Task requirements:
Single out each line with the word "الضرائب" and copy it.

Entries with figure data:
────────
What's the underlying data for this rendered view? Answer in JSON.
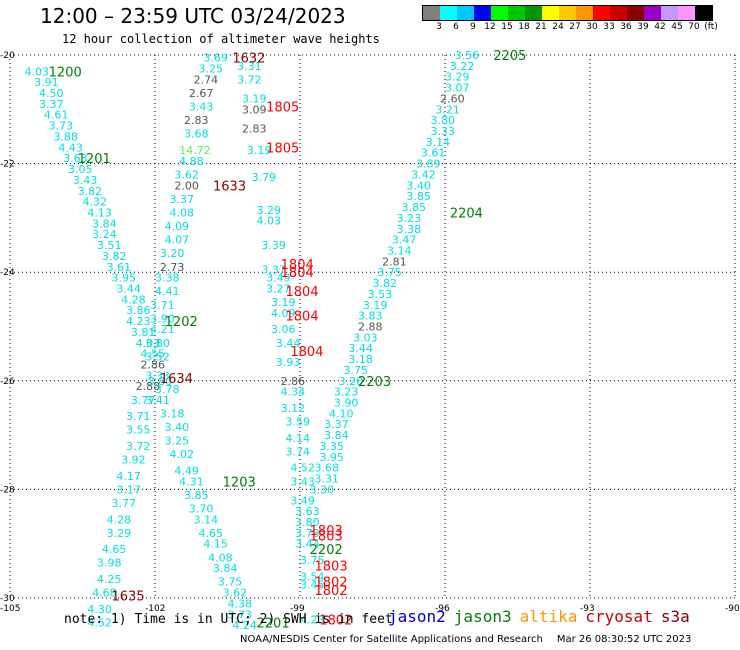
{
  "header": {
    "title": "12:00 – 23:59 UTC 03/24/2023",
    "subtitle": "12 hour collection of altimeter wave heights"
  },
  "colorbar": {
    "colors": [
      "#7f7f7f",
      "#00ffff",
      "#00c8ff",
      "#0000ff",
      "#00ff00",
      "#00c800",
      "#009600",
      "#ffff00",
      "#ffc800",
      "#ff9600",
      "#ff0000",
      "#c80000",
      "#8b0000",
      "#9600c8",
      "#c896ff",
      "#ff96ff",
      "#000000"
    ],
    "labels": [
      "3",
      "6",
      "9",
      "12",
      "15",
      "18",
      "21",
      "24",
      "27",
      "30",
      "33",
      "36",
      "39",
      "42",
      "45",
      "70",
      "(ft)"
    ]
  },
  "axes": {
    "lon_labels": [
      "-105",
      "-102",
      "-99",
      "-96",
      "-93",
      "-90"
    ],
    "lat_labels": [
      "-20",
      "-22",
      "-24",
      "-26",
      "-28",
      "-30"
    ]
  },
  "points": [
    {
      "lon": -104.7,
      "lat": -20.3,
      "v": "4.03"
    },
    {
      "lon": -104.5,
      "lat": -20.5,
      "v": "3.91"
    },
    {
      "lon": -104.4,
      "lat": -20.7,
      "v": "4.50"
    },
    {
      "lon": -104.4,
      "lat": -20.9,
      "v": "3.37"
    },
    {
      "lon": -104.3,
      "lat": -21.1,
      "v": "4.61"
    },
    {
      "lon": -104.2,
      "lat": -21.3,
      "v": "3.73"
    },
    {
      "lon": -104.1,
      "lat": -21.5,
      "v": "3.88"
    },
    {
      "lon": -104.0,
      "lat": -21.7,
      "v": "4.43"
    },
    {
      "lon": -103.9,
      "lat": -21.9,
      "v": "3.63"
    },
    {
      "lon": -103.8,
      "lat": -22.1,
      "v": "3.05"
    },
    {
      "lon": -103.7,
      "lat": -22.3,
      "v": "3.43"
    },
    {
      "lon": -103.6,
      "lat": -22.5,
      "v": "3.82"
    },
    {
      "lon": -103.5,
      "lat": -22.7,
      "v": "4.32"
    },
    {
      "lon": -103.4,
      "lat": -22.9,
      "v": "4.13"
    },
    {
      "lon": -103.3,
      "lat": -23.1,
      "v": "3.84"
    },
    {
      "lon": -103.3,
      "lat": -23.3,
      "v": "3.24"
    },
    {
      "lon": -103.2,
      "lat": -23.5,
      "v": "3.51"
    },
    {
      "lon": -103.1,
      "lat": -23.7,
      "v": "3.82"
    },
    {
      "lon": -103.0,
      "lat": -23.9,
      "v": "3.61"
    },
    {
      "lon": -102.9,
      "lat": -24.1,
      "v": "3.95"
    },
    {
      "lon": -102.8,
      "lat": -24.3,
      "v": "3.44"
    },
    {
      "lon": -102.7,
      "lat": -24.5,
      "v": "4.28"
    },
    {
      "lon": -102.6,
      "lat": -24.7,
      "v": "3.86"
    },
    {
      "lon": -102.6,
      "lat": -24.9,
      "v": "4.23"
    },
    {
      "lon": -102.5,
      "lat": -25.1,
      "v": "3.81"
    },
    {
      "lon": -102.4,
      "lat": -25.3,
      "v": "4.03"
    },
    {
      "lon": -102.3,
      "lat": -25.5,
      "v": "4.55"
    },
    {
      "lon": -102.3,
      "lat": -25.7,
      "v": "2.86",
      "c": "gray"
    },
    {
      "lon": -102.2,
      "lat": -25.9,
      "v": "3.33"
    },
    {
      "lon": -102.4,
      "lat": -26.1,
      "v": "2.88",
      "c": "gray"
    },
    {
      "lon": -102.5,
      "lat": -26.35,
      "v": "3.77"
    },
    {
      "lon": -102.6,
      "lat": -26.65,
      "v": "3.71"
    },
    {
      "lon": -102.6,
      "lat": -26.9,
      "v": "3.55"
    },
    {
      "lon": -102.6,
      "lat": -27.2,
      "v": "3.72"
    },
    {
      "lon": -102.7,
      "lat": -27.45,
      "v": "3.92"
    },
    {
      "lon": -102.8,
      "lat": -27.75,
      "v": "4.17"
    },
    {
      "lon": -102.8,
      "lat": -28.0,
      "v": "3.17"
    },
    {
      "lon": -102.9,
      "lat": -28.25,
      "v": "3.77"
    },
    {
      "lon": -103.0,
      "lat": -28.55,
      "v": "4.28"
    },
    {
      "lon": -103.0,
      "lat": -28.8,
      "v": "3.29"
    },
    {
      "lon": -103.1,
      "lat": -29.1,
      "v": "4.65"
    },
    {
      "lon": -103.2,
      "lat": -29.35,
      "v": "3.98"
    },
    {
      "lon": -103.2,
      "lat": -29.65,
      "v": "4.25"
    },
    {
      "lon": -103.3,
      "lat": -29.9,
      "v": "4.68"
    },
    {
      "lon": -103.4,
      "lat": -30.2,
      "v": "4.30"
    },
    {
      "lon": -103.4,
      "lat": -30.45,
      "v": "4.52"
    },
    {
      "lon": -101.0,
      "lat": -20.05,
      "v": "3.69"
    },
    {
      "lon": -101.1,
      "lat": -20.25,
      "v": "3.25"
    },
    {
      "lon": -101.2,
      "lat": -20.45,
      "v": "2.74",
      "c": "gray"
    },
    {
      "lon": -101.3,
      "lat": -20.7,
      "v": "2.67",
      "c": "gray"
    },
    {
      "lon": -101.3,
      "lat": -20.95,
      "v": "3.43"
    },
    {
      "lon": -101.4,
      "lat": -21.2,
      "v": "2.83",
      "c": "gray"
    },
    {
      "lon": -101.4,
      "lat": -21.45,
      "v": "3.68"
    },
    {
      "lon": -101.5,
      "lat": -21.75,
      "v": "14.72",
      "c": "lime"
    },
    {
      "lon": -101.5,
      "lat": -21.95,
      "v": "4.88"
    },
    {
      "lon": -101.6,
      "lat": -22.2,
      "v": "3.62"
    },
    {
      "lon": -101.6,
      "lat": -22.4,
      "v": "2.00",
      "c": "gray"
    },
    {
      "lon": -101.7,
      "lat": -22.65,
      "v": "3.37"
    },
    {
      "lon": -101.7,
      "lat": -22.9,
      "v": "4.08"
    },
    {
      "lon": -101.8,
      "lat": -23.15,
      "v": "4.09"
    },
    {
      "lon": -101.8,
      "lat": -23.4,
      "v": "4.07"
    },
    {
      "lon": -101.9,
      "lat": -23.65,
      "v": "3.20"
    },
    {
      "lon": -101.9,
      "lat": -23.9,
      "v": "2.73",
      "c": "gray"
    },
    {
      "lon": -102.0,
      "lat": -24.1,
      "v": "3.38"
    },
    {
      "lon": -102.0,
      "lat": -24.35,
      "v": "4.41"
    },
    {
      "lon": -102.1,
      "lat": -24.6,
      "v": "3.71"
    },
    {
      "lon": -102.1,
      "lat": -24.85,
      "v": "3.90"
    },
    {
      "lon": -102.1,
      "lat": -25.05,
      "v": "4.21"
    },
    {
      "lon": -102.2,
      "lat": -25.3,
      "v": "3.80"
    },
    {
      "lon": -102.2,
      "lat": -25.55,
      "v": "3.52"
    },
    {
      "lon": -102.15,
      "lat": -26.0,
      "v": "3.80"
    },
    {
      "lon": -102.0,
      "lat": -26.15,
      "v": "3.78"
    },
    {
      "lon": -102.2,
      "lat": -26.35,
      "v": "3.41"
    },
    {
      "lon": -101.9,
      "lat": -26.6,
      "v": "3.18"
    },
    {
      "lon": -101.8,
      "lat": -26.85,
      "v": "3.40"
    },
    {
      "lon": -101.8,
      "lat": -27.1,
      "v": "3.25"
    },
    {
      "lon": -101.7,
      "lat": -27.35,
      "v": "4.02"
    },
    {
      "lon": -101.6,
      "lat": -27.65,
      "v": "4.49"
    },
    {
      "lon": -101.5,
      "lat": -27.85,
      "v": "4.31"
    },
    {
      "lon": -101.4,
      "lat": -28.1,
      "v": "3.85"
    },
    {
      "lon": -101.3,
      "lat": -28.35,
      "v": "3.70"
    },
    {
      "lon": -101.2,
      "lat": -28.55,
      "v": "3.14"
    },
    {
      "lon": -101.1,
      "lat": -28.8,
      "v": "4.65"
    },
    {
      "lon": -101.0,
      "lat": -29.0,
      "v": "4.15"
    },
    {
      "lon": -100.9,
      "lat": -29.25,
      "v": "4.08"
    },
    {
      "lon": -100.8,
      "lat": -29.45,
      "v": "3.84"
    },
    {
      "lon": -100.7,
      "lat": -29.7,
      "v": "3.75"
    },
    {
      "lon": -100.6,
      "lat": -29.9,
      "v": "3.62"
    },
    {
      "lon": -100.5,
      "lat": -30.1,
      "v": "4.38"
    },
    {
      "lon": -100.5,
      "lat": -30.3,
      "v": "3.73"
    },
    {
      "lon": -100.4,
      "lat": -30.5,
      "v": "4.24"
    },
    {
      "lon": -100.3,
      "lat": -20.2,
      "v": "3.31"
    },
    {
      "lon": -100.3,
      "lat": -20.45,
      "v": "3.72"
    },
    {
      "lon": -100.2,
      "lat": -20.8,
      "v": "3.19"
    },
    {
      "lon": -100.2,
      "lat": -21.0,
      "v": "3.09",
      "c": "gray"
    },
    {
      "lon": -100.2,
      "lat": -21.35,
      "v": "2.83",
      "c": "gray"
    },
    {
      "lon": -100.1,
      "lat": -21.75,
      "v": "3.19"
    },
    {
      "lon": -100.0,
      "lat": -22.25,
      "v": "3.79"
    },
    {
      "lon": -99.9,
      "lat": -22.85,
      "v": "3.29"
    },
    {
      "lon": -99.9,
      "lat": -23.05,
      "v": "4.03"
    },
    {
      "lon": -99.8,
      "lat": -23.5,
      "v": "3.39"
    },
    {
      "lon": -99.8,
      "lat": -23.95,
      "v": "3.37"
    },
    {
      "lon": -99.7,
      "lat": -24.1,
      "v": "3.49"
    },
    {
      "lon": -99.7,
      "lat": -24.3,
      "v": "3.27"
    },
    {
      "lon": -99.6,
      "lat": -24.55,
      "v": "3.19"
    },
    {
      "lon": -99.6,
      "lat": -24.75,
      "v": "4.09"
    },
    {
      "lon": -99.6,
      "lat": -25.05,
      "v": "3.06"
    },
    {
      "lon": -99.5,
      "lat": -25.3,
      "v": "3.44"
    },
    {
      "lon": -99.5,
      "lat": -25.65,
      "v": "3.93"
    },
    {
      "lon": -99.4,
      "lat": -26.0,
      "v": "2.86",
      "c": "gray"
    },
    {
      "lon": -99.4,
      "lat": -26.2,
      "v": "4.34"
    },
    {
      "lon": -99.4,
      "lat": -26.5,
      "v": "3.12"
    },
    {
      "lon": -99.3,
      "lat": -26.75,
      "v": "3.59"
    },
    {
      "lon": -99.3,
      "lat": -27.05,
      "v": "4.14"
    },
    {
      "lon": -99.3,
      "lat": -27.3,
      "v": "3.74"
    },
    {
      "lon": -99.2,
      "lat": -27.6,
      "v": "4.52"
    },
    {
      "lon": -99.2,
      "lat": -27.85,
      "v": "3.43"
    },
    {
      "lon": -99.2,
      "lat": -28.2,
      "v": "3.49"
    },
    {
      "lon": -99.1,
      "lat": -28.4,
      "v": "3.63"
    },
    {
      "lon": -99.1,
      "lat": -28.6,
      "v": "3.80"
    },
    {
      "lon": -99.1,
      "lat": -28.8,
      "v": "3.73"
    },
    {
      "lon": -99.1,
      "lat": -29.0,
      "v": "3.44"
    },
    {
      "lon": -99.0,
      "lat": -29.3,
      "v": "3.75"
    },
    {
      "lon": -99.0,
      "lat": -29.6,
      "v": "3.54"
    },
    {
      "lon": -99.0,
      "lat": -29.75,
      "v": "3.45"
    },
    {
      "lon": -99.0,
      "lat": -30.4,
      "v": "4.23"
    },
    {
      "lon": -95.8,
      "lat": -20.0,
      "v": "3.56"
    },
    {
      "lon": -95.9,
      "lat": -20.2,
      "v": "3.22"
    },
    {
      "lon": -96.0,
      "lat": -20.4,
      "v": "3.29"
    },
    {
      "lon": -96.0,
      "lat": -20.6,
      "v": "3.07"
    },
    {
      "lon": -96.1,
      "lat": -20.8,
      "v": "2.60",
      "c": "gray"
    },
    {
      "lon": -96.2,
      "lat": -21.0,
      "v": "3.21"
    },
    {
      "lon": -96.3,
      "lat": -21.2,
      "v": "3.80"
    },
    {
      "lon": -96.3,
      "lat": -21.4,
      "v": "3.33"
    },
    {
      "lon": -96.4,
      "lat": -21.6,
      "v": "3.14"
    },
    {
      "lon": -96.5,
      "lat": -21.8,
      "v": "3.61"
    },
    {
      "lon": -96.6,
      "lat": -22.0,
      "v": "3.89"
    },
    {
      "lon": -96.7,
      "lat": -22.2,
      "v": "3.42"
    },
    {
      "lon": -96.8,
      "lat": -22.4,
      "v": "3.40"
    },
    {
      "lon": -96.8,
      "lat": -22.6,
      "v": "3.85"
    },
    {
      "lon": -96.9,
      "lat": -22.8,
      "v": "3.85"
    },
    {
      "lon": -97.0,
      "lat": -23.0,
      "v": "3.23"
    },
    {
      "lon": -97.0,
      "lat": -23.2,
      "v": "3.38"
    },
    {
      "lon": -97.1,
      "lat": -23.4,
      "v": "3.47"
    },
    {
      "lon": -97.2,
      "lat": -23.6,
      "v": "3.14"
    },
    {
      "lon": -97.3,
      "lat": -23.8,
      "v": "2.81",
      "c": "gray"
    },
    {
      "lon": -97.4,
      "lat": -24.0,
      "v": "3.75"
    },
    {
      "lon": -97.5,
      "lat": -24.2,
      "v": "3.82"
    },
    {
      "lon": -97.6,
      "lat": -24.4,
      "v": "3.53"
    },
    {
      "lon": -97.7,
      "lat": -24.6,
      "v": "3.19"
    },
    {
      "lon": -97.8,
      "lat": -24.8,
      "v": "3.83"
    },
    {
      "lon": -97.8,
      "lat": -25.0,
      "v": "2.88",
      "c": "gray"
    },
    {
      "lon": -97.9,
      "lat": -25.2,
      "v": "3.03"
    },
    {
      "lon": -98.0,
      "lat": -25.4,
      "v": "3.44"
    },
    {
      "lon": -98.0,
      "lat": -25.6,
      "v": "3.18"
    },
    {
      "lon": -98.1,
      "lat": -25.8,
      "v": "3.75"
    },
    {
      "lon": -98.2,
      "lat": -26.0,
      "v": "3.20"
    },
    {
      "lon": -98.3,
      "lat": -26.2,
      "v": "3.23"
    },
    {
      "lon": -98.3,
      "lat": -26.4,
      "v": "3.90"
    },
    {
      "lon": -98.4,
      "lat": -26.6,
      "v": "4.10"
    },
    {
      "lon": -98.5,
      "lat": -26.8,
      "v": "3.37"
    },
    {
      "lon": -98.5,
      "lat": -27.0,
      "v": "3.84"
    },
    {
      "lon": -98.6,
      "lat": -27.2,
      "v": "3.35"
    },
    {
      "lon": -98.6,
      "lat": -27.4,
      "v": "3.95"
    },
    {
      "lon": -98.7,
      "lat": -27.6,
      "v": "3.68"
    },
    {
      "lon": -98.7,
      "lat": -27.8,
      "v": "3.31"
    },
    {
      "lon": -98.8,
      "lat": -28.0,
      "v": "3.30"
    }
  ],
  "labels": [
    {
      "lon": -104.2,
      "lat": -20.3,
      "t": "1200",
      "color": "#008000"
    },
    {
      "lon": -103.6,
      "lat": -21.9,
      "t": "1201",
      "color": "#008000"
    },
    {
      "lon": -101.8,
      "lat": -24.9,
      "t": "1202",
      "color": "#008000"
    },
    {
      "lon": -100.6,
      "lat": -27.85,
      "t": "1203",
      "color": "#008000"
    },
    {
      "lon": -98.8,
      "lat": -29.1,
      "t": "2202",
      "color": "#008000"
    },
    {
      "lon": -99.9,
      "lat": -30.45,
      "t": "2201",
      "color": "#008000"
    },
    {
      "lon": -97.8,
      "lat": -26.0,
      "t": "2203",
      "color": "#008000"
    },
    {
      "lon": -95.9,
      "lat": -22.9,
      "t": "2204",
      "color": "#008000"
    },
    {
      "lon": -95.0,
      "lat": -20.0,
      "t": "2205",
      "color": "#008000"
    },
    {
      "lon": -100.4,
      "lat": -20.05,
      "t": "1632",
      "color": "#8b0000"
    },
    {
      "lon": -100.8,
      "lat": -22.4,
      "t": "1633",
      "color": "#8b0000"
    },
    {
      "lon": -101.9,
      "lat": -25.95,
      "t": "1634",
      "color": "#8b0000"
    },
    {
      "lon": -102.9,
      "lat": -29.95,
      "t": "1635",
      "color": "#8b0000"
    },
    {
      "lon": -99.7,
      "lat": -20.95,
      "t": "1805",
      "color": "#ff0000"
    },
    {
      "lon": -99.7,
      "lat": -21.7,
      "t": "1805",
      "color": "#ff0000"
    },
    {
      "lon": -99.4,
      "lat": -23.85,
      "t": "1804",
      "color": "#ff0000"
    },
    {
      "lon": -99.4,
      "lat": -24.0,
      "t": "1804",
      "color": "#ff0000"
    },
    {
      "lon": -99.3,
      "lat": -24.35,
      "t": "1804",
      "color": "#ff0000"
    },
    {
      "lon": -99.3,
      "lat": -24.8,
      "t": "1804",
      "color": "#ff0000"
    },
    {
      "lon": -99.2,
      "lat": -25.45,
      "t": "1804",
      "color": "#ff0000"
    },
    {
      "lon": -98.8,
      "lat": -28.75,
      "t": "1803",
      "color": "#ff0000"
    },
    {
      "lon": -98.8,
      "lat": -28.85,
      "t": "1803",
      "color": "#ff0000"
    },
    {
      "lon": -98.7,
      "lat": -29.4,
      "t": "1803",
      "color": "#ff0000"
    },
    {
      "lon": -98.7,
      "lat": -29.7,
      "t": "1802",
      "color": "#ff0000"
    },
    {
      "lon": -98.7,
      "lat": -29.85,
      "t": "1802",
      "color": "#ff0000"
    },
    {
      "lon": -98.6,
      "lat": -30.4,
      "t": "1802",
      "color": "#ff0000"
    }
  ],
  "footer": {
    "note": "note: 1) Time is in UTC; 2) SWH is in feet",
    "legend": [
      {
        "name": "jason2",
        "color": "#0000cc"
      },
      {
        "name": "jason3",
        "color": "#008000"
      },
      {
        "name": "altika",
        "color": "#ff9600"
      },
      {
        "name": "cryosat",
        "color": "#cc0000"
      },
      {
        "name": "s3a",
        "color": "#8b0000"
      }
    ],
    "credit": "NOAA/NESDIS Center for Satellite Applications and Research",
    "timestamp": "Mar 26 08:30:52 UTC 2023"
  }
}
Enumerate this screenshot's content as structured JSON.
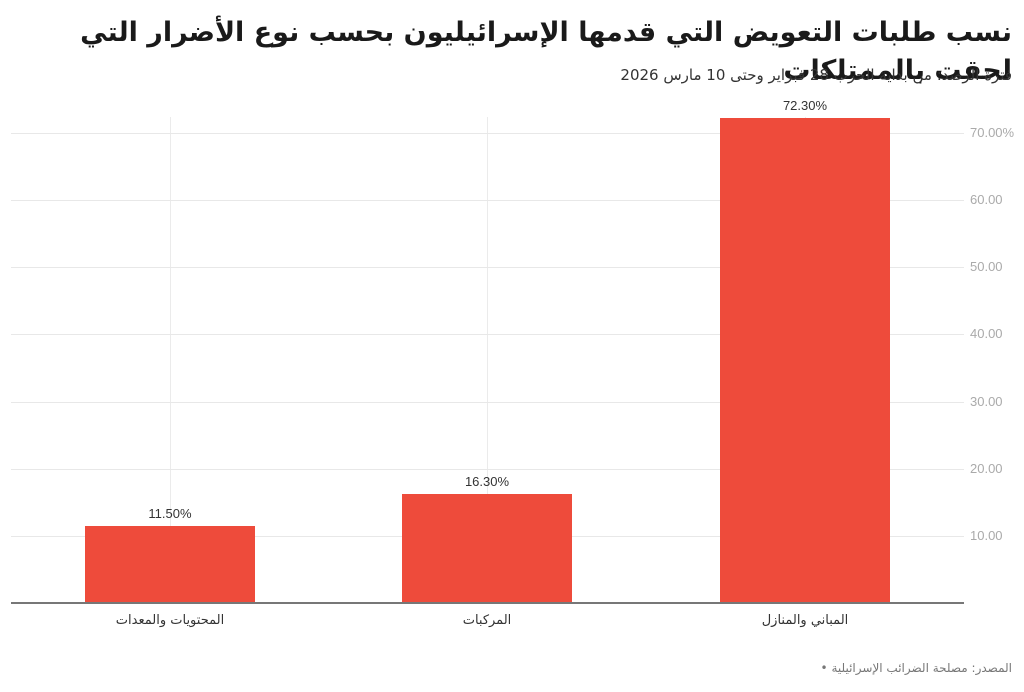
{
  "header": {
    "title": "نسب طلبات التعويض التي قدمها الإسرائيليون بحسب نوع الأضرار التي لحقت بالممتلكات",
    "subtitle": "فترة الرصد: من بداية الحرب 28 فبراير وحتى 10 مارس 2026"
  },
  "footer": {
    "source": "المصدر: مصلحة الضرائب الإسرائيلية •"
  },
  "colors": {
    "bar": "#EE4B3B",
    "grid": "#e8e8e8",
    "axis": "#777777",
    "tick_text": "#aaaaaa"
  },
  "axis": {
    "y_ticks": [
      "10.00",
      "20.00",
      "30.00",
      "40.00",
      "50.00",
      "60.00",
      "70.00%"
    ]
  },
  "bars": [
    {
      "category": "المحتويات والمعدات",
      "value": 11.5,
      "label": "11.50%"
    },
    {
      "category": "المركبات",
      "value": 16.3,
      "label": "16.30%"
    },
    {
      "category": "المباني والمنازل",
      "value": 72.3,
      "label": "72.30%"
    }
  ],
  "chart_data": {
    "type": "bar",
    "title": "نسب طلبات التعويض التي قدمها الإسرائيليون بحسب نوع الأضرار التي لحقت بالممتلكات",
    "subtitle": "فترة الرصد: من بداية الحرب 28 فبراير وحتى 10 مارس 2026",
    "categories": [
      "المحتويات والمعدات",
      "المركبات",
      "المباني والمنازل"
    ],
    "values": [
      11.5,
      16.3,
      72.3
    ],
    "data_labels": [
      "11.50%",
      "16.30%",
      "72.30%"
    ],
    "xlabel": "",
    "ylabel": "",
    "ylim": [
      0,
      72.3
    ],
    "y_ticks": [
      10,
      20,
      30,
      40,
      50,
      60,
      70
    ],
    "y_tick_labels": [
      "10.00",
      "20.00",
      "30.00",
      "40.00",
      "50.00",
      "60.00",
      "70.00%"
    ],
    "y_axis_position": "right",
    "grid": true,
    "legend": null,
    "source": "المصدر: مصلحة الضرائب الإسرائيلية"
  }
}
────────
Result below:
    "source": "المصدر: مصلحة الضرائب الإسرائيلية •"
    "source": "المصدر: مصلحة الضرائب الإسرائيلية"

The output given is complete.